**Problem description**
Copy these items out word for word.

**Supplied information**
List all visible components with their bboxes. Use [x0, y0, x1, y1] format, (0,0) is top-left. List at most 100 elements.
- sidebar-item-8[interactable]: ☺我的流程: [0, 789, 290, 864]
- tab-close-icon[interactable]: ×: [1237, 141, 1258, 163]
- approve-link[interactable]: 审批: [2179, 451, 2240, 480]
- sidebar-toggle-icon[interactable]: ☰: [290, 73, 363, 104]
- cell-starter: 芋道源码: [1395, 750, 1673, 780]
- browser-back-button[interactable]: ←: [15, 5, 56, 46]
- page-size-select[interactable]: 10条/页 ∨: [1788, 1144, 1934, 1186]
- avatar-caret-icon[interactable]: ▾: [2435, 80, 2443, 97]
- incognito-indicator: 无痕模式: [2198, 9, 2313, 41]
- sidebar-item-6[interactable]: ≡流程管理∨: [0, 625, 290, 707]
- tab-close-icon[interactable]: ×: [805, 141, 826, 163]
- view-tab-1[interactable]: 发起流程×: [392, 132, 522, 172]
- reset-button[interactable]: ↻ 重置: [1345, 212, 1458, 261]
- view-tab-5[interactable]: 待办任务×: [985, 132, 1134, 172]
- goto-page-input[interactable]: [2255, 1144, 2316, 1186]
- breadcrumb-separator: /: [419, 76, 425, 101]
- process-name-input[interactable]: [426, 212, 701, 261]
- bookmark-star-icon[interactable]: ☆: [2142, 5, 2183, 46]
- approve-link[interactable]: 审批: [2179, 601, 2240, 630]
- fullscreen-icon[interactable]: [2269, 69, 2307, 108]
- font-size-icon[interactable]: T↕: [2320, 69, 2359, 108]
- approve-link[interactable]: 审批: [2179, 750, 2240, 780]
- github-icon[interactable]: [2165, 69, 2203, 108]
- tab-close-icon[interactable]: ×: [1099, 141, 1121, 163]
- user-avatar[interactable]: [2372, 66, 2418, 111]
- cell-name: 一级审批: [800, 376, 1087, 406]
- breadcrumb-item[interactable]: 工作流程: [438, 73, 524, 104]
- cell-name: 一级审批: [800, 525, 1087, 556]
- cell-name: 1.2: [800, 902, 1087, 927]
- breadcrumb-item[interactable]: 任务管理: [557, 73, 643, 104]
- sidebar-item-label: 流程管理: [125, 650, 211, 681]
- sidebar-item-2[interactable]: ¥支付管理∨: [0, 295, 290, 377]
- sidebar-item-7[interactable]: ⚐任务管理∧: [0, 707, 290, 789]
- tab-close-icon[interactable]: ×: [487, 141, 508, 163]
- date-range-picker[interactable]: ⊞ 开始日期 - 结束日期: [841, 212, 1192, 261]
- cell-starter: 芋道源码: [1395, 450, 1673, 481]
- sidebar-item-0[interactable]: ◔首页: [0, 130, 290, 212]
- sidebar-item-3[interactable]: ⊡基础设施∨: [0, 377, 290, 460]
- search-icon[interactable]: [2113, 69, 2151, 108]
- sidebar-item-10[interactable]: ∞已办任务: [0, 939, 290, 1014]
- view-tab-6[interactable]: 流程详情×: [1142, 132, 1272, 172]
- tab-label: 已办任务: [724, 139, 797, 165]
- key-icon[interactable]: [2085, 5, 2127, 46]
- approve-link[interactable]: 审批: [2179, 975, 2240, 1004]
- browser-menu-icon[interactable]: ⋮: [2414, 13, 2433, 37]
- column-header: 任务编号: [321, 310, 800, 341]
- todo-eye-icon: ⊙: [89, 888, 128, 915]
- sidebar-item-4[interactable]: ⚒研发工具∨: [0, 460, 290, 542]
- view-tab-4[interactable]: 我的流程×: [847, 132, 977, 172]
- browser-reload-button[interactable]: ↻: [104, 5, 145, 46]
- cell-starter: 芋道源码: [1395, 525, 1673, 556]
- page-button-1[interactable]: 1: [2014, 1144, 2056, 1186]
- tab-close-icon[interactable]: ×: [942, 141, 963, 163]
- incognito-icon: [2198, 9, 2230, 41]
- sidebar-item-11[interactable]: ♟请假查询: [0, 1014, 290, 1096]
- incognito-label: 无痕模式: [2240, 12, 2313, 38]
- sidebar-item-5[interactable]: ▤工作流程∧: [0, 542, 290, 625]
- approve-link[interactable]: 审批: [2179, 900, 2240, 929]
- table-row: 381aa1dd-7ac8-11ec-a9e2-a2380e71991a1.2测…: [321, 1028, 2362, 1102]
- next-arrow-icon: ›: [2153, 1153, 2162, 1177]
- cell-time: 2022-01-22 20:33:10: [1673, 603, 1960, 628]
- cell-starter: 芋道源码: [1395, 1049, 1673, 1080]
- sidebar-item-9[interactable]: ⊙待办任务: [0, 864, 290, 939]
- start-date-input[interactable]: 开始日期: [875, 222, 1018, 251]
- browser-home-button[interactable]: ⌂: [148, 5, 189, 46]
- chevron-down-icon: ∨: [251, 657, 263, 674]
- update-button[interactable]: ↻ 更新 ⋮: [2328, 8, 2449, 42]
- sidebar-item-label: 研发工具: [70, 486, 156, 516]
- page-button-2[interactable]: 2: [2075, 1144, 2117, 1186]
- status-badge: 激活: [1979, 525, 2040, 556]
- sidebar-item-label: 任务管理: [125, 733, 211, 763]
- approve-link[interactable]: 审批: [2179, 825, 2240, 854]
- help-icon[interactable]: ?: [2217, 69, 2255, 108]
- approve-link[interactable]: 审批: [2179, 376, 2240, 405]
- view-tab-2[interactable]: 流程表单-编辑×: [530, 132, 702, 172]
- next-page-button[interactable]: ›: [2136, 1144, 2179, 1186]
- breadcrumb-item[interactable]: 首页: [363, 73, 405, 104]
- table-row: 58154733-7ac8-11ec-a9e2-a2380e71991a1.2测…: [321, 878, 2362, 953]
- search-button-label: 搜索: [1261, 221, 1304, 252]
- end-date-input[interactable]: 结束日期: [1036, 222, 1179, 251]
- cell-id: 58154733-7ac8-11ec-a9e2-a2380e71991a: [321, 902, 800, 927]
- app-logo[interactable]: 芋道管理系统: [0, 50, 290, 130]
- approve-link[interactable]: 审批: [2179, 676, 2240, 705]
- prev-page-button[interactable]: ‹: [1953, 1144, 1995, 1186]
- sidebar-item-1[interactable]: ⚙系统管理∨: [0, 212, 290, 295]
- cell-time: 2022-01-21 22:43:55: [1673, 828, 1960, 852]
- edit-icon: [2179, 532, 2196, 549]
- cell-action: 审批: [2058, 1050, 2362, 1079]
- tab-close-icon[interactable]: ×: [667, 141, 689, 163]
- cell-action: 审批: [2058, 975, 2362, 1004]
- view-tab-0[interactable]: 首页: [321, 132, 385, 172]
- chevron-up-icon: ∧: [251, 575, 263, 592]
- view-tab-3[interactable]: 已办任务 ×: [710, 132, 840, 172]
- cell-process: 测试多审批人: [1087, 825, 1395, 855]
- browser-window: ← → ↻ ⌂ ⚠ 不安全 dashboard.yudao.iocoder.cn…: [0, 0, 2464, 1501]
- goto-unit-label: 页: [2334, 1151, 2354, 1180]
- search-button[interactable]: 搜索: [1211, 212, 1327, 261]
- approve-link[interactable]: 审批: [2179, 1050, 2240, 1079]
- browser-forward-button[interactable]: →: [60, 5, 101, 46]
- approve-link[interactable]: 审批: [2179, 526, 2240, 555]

**Reply**
List all visible components with their bboxes. Use [x0, y0, x1, y1] format, (0,0) is top-left. List at most 100 elements.
- sidebar-item-8[interactable]: ☺我的流程: [0, 789, 290, 864]
- tab-close-icon[interactable]: ×: [1237, 141, 1258, 163]
- approve-link[interactable]: 审批: [2179, 451, 2240, 480]
- sidebar-toggle-icon[interactable]: ☰: [290, 73, 363, 104]
- cell-starter: 芋道源码: [1395, 750, 1673, 780]
- browser-back-button[interactable]: ←: [15, 5, 56, 46]
- page-size-select[interactable]: 10条/页 ∨: [1788, 1144, 1934, 1186]
- avatar-caret-icon[interactable]: ▾: [2435, 80, 2443, 97]
- incognito-indicator: 无痕模式: [2198, 9, 2313, 41]
- sidebar-item-6[interactable]: ≡流程管理∨: [0, 625, 290, 707]
- tab-close-icon[interactable]: ×: [805, 141, 826, 163]
- view-tab-1[interactable]: 发起流程×: [392, 132, 522, 172]
- reset-button[interactable]: ↻ 重置: [1345, 212, 1458, 261]
- view-tab-5[interactable]: 待办任务×: [985, 132, 1134, 172]
- goto-page-input[interactable]: [2255, 1144, 2316, 1186]
- breadcrumb-separator: /: [419, 76, 425, 101]
- process-name-input[interactable]: [426, 212, 701, 261]
- bookmark-star-icon[interactable]: ☆: [2142, 5, 2183, 46]
- approve-link[interactable]: 审批: [2179, 601, 2240, 630]
- fullscreen-icon[interactable]: [2269, 69, 2307, 108]
- font-size-icon[interactable]: T↕: [2320, 69, 2359, 108]
- approve-link[interactable]: 审批: [2179, 750, 2240, 780]
- github-icon[interactable]: [2165, 69, 2203, 108]
- tab-close-icon[interactable]: ×: [1099, 141, 1121, 163]
- user-avatar[interactable]: [2372, 66, 2418, 111]
- cell-name: 一级审批: [800, 376, 1087, 406]
- breadcrumb-item[interactable]: 工作流程: [438, 73, 524, 104]
- cell-name: 一级审批: [800, 525, 1087, 556]
- cell-name: 1.2: [800, 902, 1087, 927]
- breadcrumb-item[interactable]: 任务管理: [557, 73, 643, 104]
- sidebar-item-label: 流程管理: [125, 650, 211, 681]
- sidebar-item-2[interactable]: ¥支付管理∨: [0, 295, 290, 377]
- sidebar-item-7[interactable]: ⚐任务管理∧: [0, 707, 290, 789]
- tab-close-icon[interactable]: ×: [487, 141, 508, 163]
- date-range-picker[interactable]: ⊞ 开始日期 - 结束日期: [841, 212, 1192, 261]
- cell-starter: 芋道源码: [1395, 450, 1673, 481]
- sidebar-item-0[interactable]: ◔首页: [0, 130, 290, 212]
- sidebar-item-3[interactable]: ⊡基础设施∨: [0, 377, 290, 460]
- search-icon[interactable]: [2113, 69, 2151, 108]
- sidebar-item-10[interactable]: ∞已办任务: [0, 939, 290, 1014]
- view-tab-6[interactable]: 流程详情×: [1142, 132, 1272, 172]
- tab-label: 已办任务: [724, 139, 797, 165]
- key-icon[interactable]: [2085, 5, 2127, 46]
- approve-link[interactable]: 审批: [2179, 975, 2240, 1004]
- browser-menu-icon[interactable]: ⋮: [2414, 13, 2433, 37]
- column-header: 任务编号: [321, 310, 800, 341]
- todo-eye-icon: ⊙: [89, 888, 128, 915]
- sidebar-item-4[interactable]: ⚒研发工具∨: [0, 460, 290, 542]
- view-tab-4[interactable]: 我的流程×: [847, 132, 977, 172]
- browser-reload-button[interactable]: ↻: [104, 5, 145, 46]
- cell-starter: 芋道源码: [1395, 525, 1673, 556]
- page-button-1[interactable]: 1: [2014, 1144, 2056, 1186]
- tab-close-icon[interactable]: ×: [942, 141, 963, 163]
- incognito-icon: [2198, 9, 2230, 41]
- sidebar-item-11[interactable]: ♟请假查询: [0, 1014, 290, 1096]
- incognito-label: 无痕模式: [2240, 12, 2313, 38]
- sidebar-item-5[interactable]: ▤工作流程∧: [0, 542, 290, 625]
- approve-link[interactable]: 审批: [2179, 900, 2240, 929]
- table-row: 381aa1dd-7ac8-11ec-a9e2-a2380e71991a1.2测…: [321, 1028, 2362, 1102]
- next-arrow-icon: ›: [2153, 1153, 2162, 1177]
- cell-time: 2022-01-22 20:33:10: [1673, 603, 1960, 628]
- cell-starter: 芋道源码: [1395, 1049, 1673, 1080]
- sidebar-item-9[interactable]: ⊙待办任务: [0, 864, 290, 939]
- start-date-input[interactable]: 开始日期: [875, 222, 1018, 251]
- browser-home-button[interactable]: ⌂: [148, 5, 189, 46]
- chevron-down-icon: ∨: [251, 657, 263, 674]
- update-button[interactable]: ↻ 更新 ⋮: [2328, 8, 2449, 42]
- sidebar-item-label: 研发工具: [70, 486, 156, 516]
- page-button-2[interactable]: 2: [2075, 1144, 2117, 1186]
- status-badge: 激活: [1979, 525, 2040, 556]
- sidebar-item-label: 任务管理: [125, 733, 211, 763]
- approve-link[interactable]: 审批: [2179, 825, 2240, 854]
- help-icon[interactable]: ?: [2217, 69, 2255, 108]
- approve-link[interactable]: 审批: [2179, 376, 2240, 405]
- view-tab-2[interactable]: 流程表单-编辑×: [530, 132, 702, 172]
- next-page-button[interactable]: ›: [2136, 1144, 2179, 1186]
- breadcrumb-item[interactable]: 首页: [363, 73, 405, 104]
- table-row: 58154733-7ac8-11ec-a9e2-a2380e71991a1.2测…: [321, 878, 2362, 953]
- search-button-label: 搜索: [1261, 221, 1304, 252]
- end-date-input[interactable]: 结束日期: [1036, 222, 1179, 251]
- cell-id: 58154733-7ac8-11ec-a9e2-a2380e71991a: [321, 902, 800, 927]
- app-logo[interactable]: 芋道管理系统: [0, 50, 290, 130]
- approve-link[interactable]: 审批: [2179, 676, 2240, 705]
- prev-page-button[interactable]: ‹: [1953, 1144, 1995, 1186]
- sidebar-item-1[interactable]: ⚙系统管理∨: [0, 212, 290, 295]
- cell-time: 2022-01-21 22:43:55: [1673, 828, 1960, 852]
- edit-icon: [2179, 532, 2196, 549]
- cell-action: 审批: [2058, 1050, 2362, 1079]
- tab-close-icon[interactable]: ×: [667, 141, 689, 163]
- cell-action: 审批: [2058, 975, 2362, 1004]
- view-tab-0[interactable]: 首页: [321, 132, 385, 172]
- chevron-up-icon: ∧: [251, 575, 263, 592]
- view-tab-3[interactable]: 已办任务 ×: [710, 132, 840, 172]
- cell-process: 测试多审批人: [1087, 825, 1395, 855]
- browser-window: ← → ↻ ⌂ ⚠ 不安全 dashboard.yudao.iocoder.cn…: [0, 0, 2464, 1501]
- goto-unit-label: 页: [2334, 1151, 2354, 1180]
- search-button[interactable]: 搜索: [1211, 212, 1327, 261]
- approve-link[interactable]: 审批: [2179, 1050, 2240, 1079]
- browser-forward-button[interactable]: →: [60, 5, 101, 46]
- approve-link[interactable]: 审批: [2179, 526, 2240, 555]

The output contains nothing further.